Work through the data below and give the number of lines holding "باید", nothing more.

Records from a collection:

======

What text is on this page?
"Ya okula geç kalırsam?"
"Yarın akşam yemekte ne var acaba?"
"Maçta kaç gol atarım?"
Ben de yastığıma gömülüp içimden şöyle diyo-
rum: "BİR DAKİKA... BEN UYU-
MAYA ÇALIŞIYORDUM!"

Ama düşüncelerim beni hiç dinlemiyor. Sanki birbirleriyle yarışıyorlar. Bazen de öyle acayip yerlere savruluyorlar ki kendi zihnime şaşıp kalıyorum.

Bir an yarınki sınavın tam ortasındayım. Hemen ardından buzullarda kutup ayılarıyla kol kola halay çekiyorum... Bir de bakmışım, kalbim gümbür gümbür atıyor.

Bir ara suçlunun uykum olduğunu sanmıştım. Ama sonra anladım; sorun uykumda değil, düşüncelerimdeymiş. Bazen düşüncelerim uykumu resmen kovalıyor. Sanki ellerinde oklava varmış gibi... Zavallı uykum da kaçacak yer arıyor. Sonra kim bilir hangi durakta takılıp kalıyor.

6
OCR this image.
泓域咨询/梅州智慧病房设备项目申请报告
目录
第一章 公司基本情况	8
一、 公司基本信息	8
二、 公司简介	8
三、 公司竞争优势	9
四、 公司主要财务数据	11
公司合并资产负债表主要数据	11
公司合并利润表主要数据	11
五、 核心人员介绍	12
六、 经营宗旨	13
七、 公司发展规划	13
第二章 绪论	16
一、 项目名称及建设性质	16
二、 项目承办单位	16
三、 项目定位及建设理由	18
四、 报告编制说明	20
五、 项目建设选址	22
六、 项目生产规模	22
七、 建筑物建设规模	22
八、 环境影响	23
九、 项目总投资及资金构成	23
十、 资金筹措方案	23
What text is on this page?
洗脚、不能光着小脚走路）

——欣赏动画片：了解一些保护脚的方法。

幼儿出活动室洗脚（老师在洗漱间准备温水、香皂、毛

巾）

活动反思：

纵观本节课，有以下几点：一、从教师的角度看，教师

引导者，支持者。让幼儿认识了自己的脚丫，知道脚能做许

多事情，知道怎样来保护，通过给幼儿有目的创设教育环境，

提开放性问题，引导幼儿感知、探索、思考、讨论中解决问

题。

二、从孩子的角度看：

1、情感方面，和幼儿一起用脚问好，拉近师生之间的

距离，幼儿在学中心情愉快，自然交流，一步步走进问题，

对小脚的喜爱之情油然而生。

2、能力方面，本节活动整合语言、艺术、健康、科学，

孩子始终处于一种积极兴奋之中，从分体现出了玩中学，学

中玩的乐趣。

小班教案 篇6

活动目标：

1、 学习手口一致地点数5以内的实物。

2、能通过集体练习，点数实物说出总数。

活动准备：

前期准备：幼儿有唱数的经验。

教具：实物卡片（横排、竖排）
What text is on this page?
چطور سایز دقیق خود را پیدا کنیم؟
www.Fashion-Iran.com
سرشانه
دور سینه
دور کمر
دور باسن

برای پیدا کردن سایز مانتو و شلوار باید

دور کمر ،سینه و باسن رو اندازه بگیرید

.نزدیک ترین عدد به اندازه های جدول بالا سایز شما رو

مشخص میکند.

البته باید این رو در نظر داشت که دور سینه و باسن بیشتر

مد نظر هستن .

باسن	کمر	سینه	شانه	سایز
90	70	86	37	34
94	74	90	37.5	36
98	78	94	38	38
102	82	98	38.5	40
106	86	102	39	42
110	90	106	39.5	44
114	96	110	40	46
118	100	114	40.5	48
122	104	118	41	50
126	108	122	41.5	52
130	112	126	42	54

======

-- Solution to this exercise --
2